[Extracted data entries]
--- begin ---

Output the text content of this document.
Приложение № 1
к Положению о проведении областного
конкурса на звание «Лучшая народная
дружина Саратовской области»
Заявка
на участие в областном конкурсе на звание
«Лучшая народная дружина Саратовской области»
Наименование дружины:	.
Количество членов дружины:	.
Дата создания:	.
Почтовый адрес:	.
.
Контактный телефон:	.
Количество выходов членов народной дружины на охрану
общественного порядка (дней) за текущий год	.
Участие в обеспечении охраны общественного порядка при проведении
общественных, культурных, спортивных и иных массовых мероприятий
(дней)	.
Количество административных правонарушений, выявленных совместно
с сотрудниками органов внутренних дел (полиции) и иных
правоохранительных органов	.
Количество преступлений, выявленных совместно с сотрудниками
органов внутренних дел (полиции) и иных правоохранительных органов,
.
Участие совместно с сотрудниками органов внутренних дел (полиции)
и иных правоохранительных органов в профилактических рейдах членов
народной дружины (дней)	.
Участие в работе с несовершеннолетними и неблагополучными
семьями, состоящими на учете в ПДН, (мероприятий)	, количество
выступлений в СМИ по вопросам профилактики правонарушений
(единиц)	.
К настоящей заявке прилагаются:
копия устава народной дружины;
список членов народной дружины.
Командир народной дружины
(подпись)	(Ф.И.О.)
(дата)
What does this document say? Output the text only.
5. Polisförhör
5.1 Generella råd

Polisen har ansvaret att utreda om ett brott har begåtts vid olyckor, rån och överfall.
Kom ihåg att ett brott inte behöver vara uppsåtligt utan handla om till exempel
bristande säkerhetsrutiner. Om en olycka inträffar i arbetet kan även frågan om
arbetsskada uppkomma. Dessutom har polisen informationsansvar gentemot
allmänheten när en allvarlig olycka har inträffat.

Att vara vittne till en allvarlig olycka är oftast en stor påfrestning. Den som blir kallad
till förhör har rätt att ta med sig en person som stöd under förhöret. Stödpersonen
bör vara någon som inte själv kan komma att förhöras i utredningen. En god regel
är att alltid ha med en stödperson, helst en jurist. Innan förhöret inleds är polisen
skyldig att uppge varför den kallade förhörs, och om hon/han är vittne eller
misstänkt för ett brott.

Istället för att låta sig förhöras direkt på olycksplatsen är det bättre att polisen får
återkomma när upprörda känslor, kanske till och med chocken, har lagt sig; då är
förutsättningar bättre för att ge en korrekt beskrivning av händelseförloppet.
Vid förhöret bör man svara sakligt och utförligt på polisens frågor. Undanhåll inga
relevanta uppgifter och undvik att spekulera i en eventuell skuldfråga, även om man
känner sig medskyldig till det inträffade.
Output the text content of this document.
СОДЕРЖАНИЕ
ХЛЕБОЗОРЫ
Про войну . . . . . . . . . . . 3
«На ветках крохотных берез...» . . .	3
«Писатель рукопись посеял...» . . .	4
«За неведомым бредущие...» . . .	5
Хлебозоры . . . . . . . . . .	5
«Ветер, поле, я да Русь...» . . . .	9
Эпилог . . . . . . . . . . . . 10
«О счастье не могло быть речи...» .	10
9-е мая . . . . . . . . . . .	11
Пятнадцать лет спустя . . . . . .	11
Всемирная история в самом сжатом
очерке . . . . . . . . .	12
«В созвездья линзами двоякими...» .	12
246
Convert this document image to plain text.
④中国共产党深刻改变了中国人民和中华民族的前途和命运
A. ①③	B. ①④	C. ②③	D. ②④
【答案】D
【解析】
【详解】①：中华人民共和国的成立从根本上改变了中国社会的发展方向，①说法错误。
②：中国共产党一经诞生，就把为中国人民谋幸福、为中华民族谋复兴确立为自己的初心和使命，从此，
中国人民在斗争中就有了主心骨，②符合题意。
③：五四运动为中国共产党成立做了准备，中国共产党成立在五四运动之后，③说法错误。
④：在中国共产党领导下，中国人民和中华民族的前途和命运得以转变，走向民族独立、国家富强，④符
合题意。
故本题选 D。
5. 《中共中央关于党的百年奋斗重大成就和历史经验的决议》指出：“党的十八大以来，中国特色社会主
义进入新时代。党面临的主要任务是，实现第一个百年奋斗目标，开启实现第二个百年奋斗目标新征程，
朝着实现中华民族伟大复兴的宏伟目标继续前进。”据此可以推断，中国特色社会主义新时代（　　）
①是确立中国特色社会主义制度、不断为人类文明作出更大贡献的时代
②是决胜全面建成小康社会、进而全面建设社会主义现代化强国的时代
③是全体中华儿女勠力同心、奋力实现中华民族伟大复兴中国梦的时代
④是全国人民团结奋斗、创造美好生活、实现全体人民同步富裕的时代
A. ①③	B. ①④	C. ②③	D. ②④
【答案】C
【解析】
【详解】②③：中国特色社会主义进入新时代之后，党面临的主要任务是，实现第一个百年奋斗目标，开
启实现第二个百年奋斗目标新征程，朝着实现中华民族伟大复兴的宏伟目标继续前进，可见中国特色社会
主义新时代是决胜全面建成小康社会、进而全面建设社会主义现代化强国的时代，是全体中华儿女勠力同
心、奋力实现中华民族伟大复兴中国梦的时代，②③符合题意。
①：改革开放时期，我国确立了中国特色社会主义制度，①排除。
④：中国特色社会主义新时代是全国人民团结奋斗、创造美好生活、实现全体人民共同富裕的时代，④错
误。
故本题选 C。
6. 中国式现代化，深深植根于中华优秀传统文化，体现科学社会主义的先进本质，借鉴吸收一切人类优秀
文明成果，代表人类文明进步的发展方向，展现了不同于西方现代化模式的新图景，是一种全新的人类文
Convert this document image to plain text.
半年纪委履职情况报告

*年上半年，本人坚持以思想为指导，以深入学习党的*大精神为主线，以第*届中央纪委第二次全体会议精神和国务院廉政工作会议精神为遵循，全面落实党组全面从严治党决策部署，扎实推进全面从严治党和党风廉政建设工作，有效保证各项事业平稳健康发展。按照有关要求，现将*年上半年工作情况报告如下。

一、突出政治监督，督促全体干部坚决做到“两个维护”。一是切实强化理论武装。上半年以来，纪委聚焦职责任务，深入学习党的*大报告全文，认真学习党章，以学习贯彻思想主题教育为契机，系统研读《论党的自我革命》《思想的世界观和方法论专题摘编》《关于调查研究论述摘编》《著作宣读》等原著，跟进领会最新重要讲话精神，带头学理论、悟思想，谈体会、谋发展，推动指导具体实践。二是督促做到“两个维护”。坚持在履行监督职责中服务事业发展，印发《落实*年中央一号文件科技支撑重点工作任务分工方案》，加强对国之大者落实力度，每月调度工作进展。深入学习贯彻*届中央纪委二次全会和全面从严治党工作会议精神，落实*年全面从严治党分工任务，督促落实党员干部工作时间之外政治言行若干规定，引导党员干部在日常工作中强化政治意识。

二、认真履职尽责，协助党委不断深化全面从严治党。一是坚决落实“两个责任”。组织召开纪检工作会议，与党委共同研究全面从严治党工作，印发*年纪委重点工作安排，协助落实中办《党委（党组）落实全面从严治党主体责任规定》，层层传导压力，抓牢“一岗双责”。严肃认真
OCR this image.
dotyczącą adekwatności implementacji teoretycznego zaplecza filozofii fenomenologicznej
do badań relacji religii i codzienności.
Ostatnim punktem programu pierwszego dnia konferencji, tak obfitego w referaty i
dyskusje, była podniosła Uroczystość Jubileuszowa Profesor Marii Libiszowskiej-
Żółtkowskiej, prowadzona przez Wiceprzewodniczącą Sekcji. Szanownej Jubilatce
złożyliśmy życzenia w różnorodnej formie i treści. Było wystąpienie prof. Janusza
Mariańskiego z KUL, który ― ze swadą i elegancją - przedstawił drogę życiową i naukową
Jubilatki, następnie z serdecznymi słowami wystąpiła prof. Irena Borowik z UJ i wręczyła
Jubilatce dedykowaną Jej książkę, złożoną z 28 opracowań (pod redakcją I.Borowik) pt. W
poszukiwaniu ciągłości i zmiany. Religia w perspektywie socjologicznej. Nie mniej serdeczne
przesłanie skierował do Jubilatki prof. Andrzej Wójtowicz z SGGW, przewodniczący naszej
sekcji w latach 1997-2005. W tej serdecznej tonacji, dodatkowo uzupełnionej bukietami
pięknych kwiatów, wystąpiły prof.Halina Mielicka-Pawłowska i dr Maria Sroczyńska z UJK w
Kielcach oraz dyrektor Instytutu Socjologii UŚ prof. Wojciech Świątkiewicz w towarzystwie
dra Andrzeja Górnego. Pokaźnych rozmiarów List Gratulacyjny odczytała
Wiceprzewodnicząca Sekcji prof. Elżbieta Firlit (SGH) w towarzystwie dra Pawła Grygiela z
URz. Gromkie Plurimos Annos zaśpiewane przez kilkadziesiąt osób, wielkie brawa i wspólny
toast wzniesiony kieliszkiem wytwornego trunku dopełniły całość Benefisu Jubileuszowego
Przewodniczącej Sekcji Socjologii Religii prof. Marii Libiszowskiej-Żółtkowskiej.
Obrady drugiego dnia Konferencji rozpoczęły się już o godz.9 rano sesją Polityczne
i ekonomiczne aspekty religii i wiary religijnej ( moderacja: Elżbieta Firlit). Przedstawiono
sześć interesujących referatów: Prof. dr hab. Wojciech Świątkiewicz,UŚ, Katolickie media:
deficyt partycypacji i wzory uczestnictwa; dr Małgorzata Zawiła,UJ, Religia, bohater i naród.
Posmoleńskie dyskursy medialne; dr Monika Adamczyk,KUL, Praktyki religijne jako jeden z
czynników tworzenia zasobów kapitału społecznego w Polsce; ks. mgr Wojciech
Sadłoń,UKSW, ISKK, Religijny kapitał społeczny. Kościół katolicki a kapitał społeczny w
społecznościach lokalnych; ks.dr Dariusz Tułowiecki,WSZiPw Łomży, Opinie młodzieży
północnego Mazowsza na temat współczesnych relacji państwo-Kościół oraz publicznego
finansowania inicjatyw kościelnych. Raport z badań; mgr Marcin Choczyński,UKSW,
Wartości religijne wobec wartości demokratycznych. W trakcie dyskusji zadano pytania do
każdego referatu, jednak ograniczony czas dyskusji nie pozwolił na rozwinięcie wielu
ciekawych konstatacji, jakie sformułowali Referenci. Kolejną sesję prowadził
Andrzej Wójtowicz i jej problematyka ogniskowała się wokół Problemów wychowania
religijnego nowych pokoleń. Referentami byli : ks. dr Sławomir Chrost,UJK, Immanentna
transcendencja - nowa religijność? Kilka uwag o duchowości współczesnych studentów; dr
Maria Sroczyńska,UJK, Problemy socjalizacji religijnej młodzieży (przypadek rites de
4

--- end ---

Task statement
Where a line of the records above holds the word "współczesnych", copy that line.

The output
północnego Mazowsza na temat współczesnych relacji państwo-Kościół oraz publicznego
transcendencja - nowa religijność? Kilka uwag o duchowości współczesnych studentów; dr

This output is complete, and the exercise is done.